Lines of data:
§

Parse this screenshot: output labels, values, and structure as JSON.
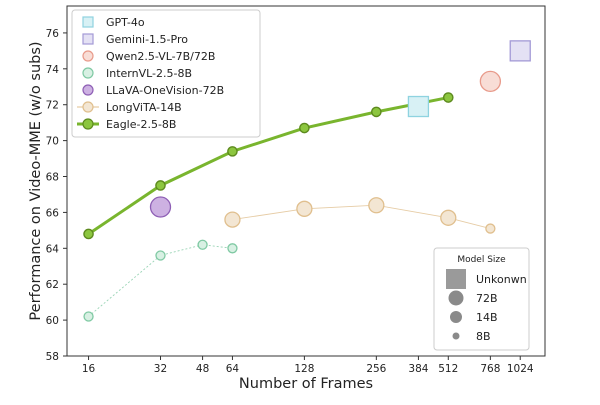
{
  "chart_data": {
    "type": "scatter",
    "xlabel": "Number of Frames",
    "ylabel": "Performance on Video-MME (w/o subs)",
    "x_scale": "log2",
    "xlim": [
      13,
      1300
    ],
    "ylim": [
      58,
      77.5
    ],
    "xticks": [
      16,
      32,
      48,
      64,
      128,
      256,
      384,
      512,
      768,
      1024
    ],
    "xtick_labels": [
      "16",
      "32",
      "48",
      "64",
      "128",
      "256",
      "384",
      "512",
      "768",
      "1024"
    ],
    "yticks": [
      58,
      60,
      62,
      64,
      66,
      68,
      70,
      72,
      74,
      76
    ],
    "ytick_labels": [
      "58",
      "60",
      "62",
      "64",
      "66",
      "68",
      "70",
      "72",
      "74",
      "76"
    ],
    "grid": false,
    "legend_position": "top-left",
    "series": [
      {
        "name": "GPT-4o",
        "marker": "square",
        "color": "#8fd3e0",
        "fill": "#d8f1f5",
        "model_size": "Unknown",
        "connected": false,
        "points": [
          {
            "x": 384,
            "y": 71.9
          }
        ]
      },
      {
        "name": "Gemini-1.5-Pro",
        "marker": "square",
        "color": "#a39ad6",
        "fill": "#e4e1f4",
        "model_size": "Unknown",
        "connected": false,
        "points": [
          {
            "x": 1024,
            "y": 75.0
          }
        ]
      },
      {
        "name": "Qwen2.5-VL-7B/72B",
        "marker": "circle",
        "color": "#e89a8a",
        "fill": "#f8ddd6",
        "connected": false,
        "points": [
          {
            "x": 768,
            "y": 73.3,
            "model_size": "72B"
          }
        ]
      },
      {
        "name": "InternVL-2.5-8B",
        "marker": "circle",
        "color": "#7fc9a3",
        "fill": "#d8f0e3",
        "connected": true,
        "line_style": "dashed",
        "points": [
          {
            "x": 16,
            "y": 60.2,
            "model_size": "8B"
          },
          {
            "x": 32,
            "y": 63.6,
            "model_size": "8B"
          },
          {
            "x": 48,
            "y": 64.2,
            "model_size": "8B"
          },
          {
            "x": 64,
            "y": 64.0,
            "model_size": "8B"
          }
        ]
      },
      {
        "name": "LLaVA-OneVision-72B",
        "marker": "circle",
        "color": "#8e5fb5",
        "fill": "#cdb1e2",
        "connected": false,
        "points": [
          {
            "x": 32,
            "y": 66.3,
            "model_size": "72B"
          }
        ]
      },
      {
        "name": "LongViTA-14B",
        "marker": "circle",
        "color": "#e0bf8e",
        "fill": "#f3e6d3",
        "connected": true,
        "line_style": "solid",
        "points": [
          {
            "x": 64,
            "y": 65.6,
            "model_size": "14B"
          },
          {
            "x": 128,
            "y": 66.2,
            "model_size": "14B"
          },
          {
            "x": 256,
            "y": 66.4,
            "model_size": "14B"
          },
          {
            "x": 512,
            "y": 65.7,
            "model_size": "14B"
          },
          {
            "x": 768,
            "y": 65.1,
            "model_size": "8B"
          }
        ]
      },
      {
        "name": "Eagle-2.5-8B",
        "marker": "circle",
        "color": "#5d8a1e",
        "fill": "#8cc63f",
        "connected": true,
        "line_style": "solid",
        "emphasis": true,
        "points": [
          {
            "x": 16,
            "y": 64.8
          },
          {
            "x": 32,
            "y": 67.5
          },
          {
            "x": 64,
            "y": 69.4
          },
          {
            "x": 128,
            "y": 70.7
          },
          {
            "x": 256,
            "y": 71.6
          },
          {
            "x": 512,
            "y": 72.4
          }
        ]
      }
    ],
    "size_legend": {
      "title": "Model Size",
      "position": "bottom-right",
      "entries": [
        {
          "label": "Unkonwn",
          "marker": "square"
        },
        {
          "label": "72B",
          "marker": "circle"
        },
        {
          "label": "14B",
          "marker": "circle"
        },
        {
          "label": "8B",
          "marker": "circle"
        }
      ]
    }
  }
}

§

• **INSTRUCTIONS TO FOLLOW**:
Copy out each line exactly, without the pictures.

• **OUTPUT OF THE TASK**:
Parse this screenshot: output labels, values, and structure as JSON.
{
  "chart_data": {
    "type": "scatter",
    "xlabel": "Number of Frames",
    "ylabel": "Performance on Video-MME (w/o subs)",
    "x_scale": "log2",
    "xlim": [
      13,
      1300
    ],
    "ylim": [
      58,
      77.5
    ],
    "xticks": [
      16,
      32,
      48,
      64,
      128,
      256,
      384,
      512,
      768,
      1024
    ],
    "xtick_labels": [
      "16",
      "32",
      "48",
      "64",
      "128",
      "256",
      "384",
      "512",
      "768",
      "1024"
    ],
    "yticks": [
      58,
      60,
      62,
      64,
      66,
      68,
      70,
      72,
      74,
      76
    ],
    "ytick_labels": [
      "58",
      "60",
      "62",
      "64",
      "66",
      "68",
      "70",
      "72",
      "74",
      "76"
    ],
    "grid": false,
    "legend_position": "top-left",
    "series": [
      {
        "name": "GPT-4o",
        "marker": "square",
        "color": "#8fd3e0",
        "fill": "#d8f1f5",
        "model_size": "Unknown",
        "connected": false,
        "points": [
          {
            "x": 384,
            "y": 71.9
          }
        ]
      },
      {
        "name": "Gemini-1.5-Pro",
        "marker": "square",
        "color": "#a39ad6",
        "fill": "#e4e1f4",
        "model_size": "Unknown",
        "connected": false,
        "points": [
          {
            "x": 1024,
            "y": 75.0
          }
        ]
      },
      {
        "name": "Qwen2.5-VL-7B/72B",
        "marker": "circle",
        "color": "#e89a8a",
        "fill": "#f8ddd6",
        "connected": false,
        "points": [
          {
            "x": 768,
            "y": 73.3,
            "model_size": "72B"
          }
        ]
      },
      {
        "name": "InternVL-2.5-8B",
        "marker": "circle",
        "color": "#7fc9a3",
        "fill": "#d8f0e3",
        "connected": true,
        "line_style": "dashed",
        "points": [
          {
            "x": 16,
            "y": 60.2,
            "model_size": "8B"
          },
          {
            "x": 32,
            "y": 63.6,
            "model_size": "8B"
          },
          {
            "x": 48,
            "y": 64.2,
            "model_size": "8B"
          },
          {
            "x": 64,
            "y": 64.0,
            "model_size": "8B"
          }
        ]
      },
      {
        "name": "LLaVA-OneVision-72B",
        "marker": "circle",
        "color": "#8e5fb5",
        "fill": "#cdb1e2",
        "connected": false,
        "points": [
          {
            "x": 32,
            "y": 66.3,
            "model_size": "72B"
          }
        ]
      },
      {
        "name": "LongViTA-14B",
        "marker": "circle",
        "color": "#e0bf8e",
        "fill": "#f3e6d3",
        "connected": true,
        "line_style": "solid",
        "points": [
          {
            "x": 64,
            "y": 65.6,
            "model_size": "14B"
          },
          {
            "x": 128,
            "y": 66.2,
            "model_size": "14B"
          },
          {
            "x": 256,
            "y": 66.4,
            "model_size": "14B"
          },
          {
            "x": 512,
            "y": 65.7,
            "model_size": "14B"
          },
          {
            "x": 768,
            "y": 65.1,
            "model_size": "8B"
          }
        ]
      },
      {
        "name": "Eagle-2.5-8B",
        "marker": "circle",
        "color": "#5d8a1e",
        "fill": "#8cc63f",
        "connected": true,
        "line_style": "solid",
        "emphasis": true,
        "points": [
          {
            "x": 16,
            "y": 64.8
          },
          {
            "x": 32,
            "y": 67.5
          },
          {
            "x": 64,
            "y": 69.4
          },
          {
            "x": 128,
            "y": 70.7
          },
          {
            "x": 256,
            "y": 71.6
          },
          {
            "x": 512,
            "y": 72.4
          }
        ]
      }
    ],
    "size_legend": {
      "title": "Model Size",
      "position": "bottom-right",
      "entries": [
        {
          "label": "Unkonwn",
          "marker": "square"
        },
        {
          "label": "72B",
          "marker": "circle"
        },
        {
          "label": "14B",
          "marker": "circle"
        },
        {
          "label": "8B",
          "marker": "circle"
        }
      ]
    }
  }
}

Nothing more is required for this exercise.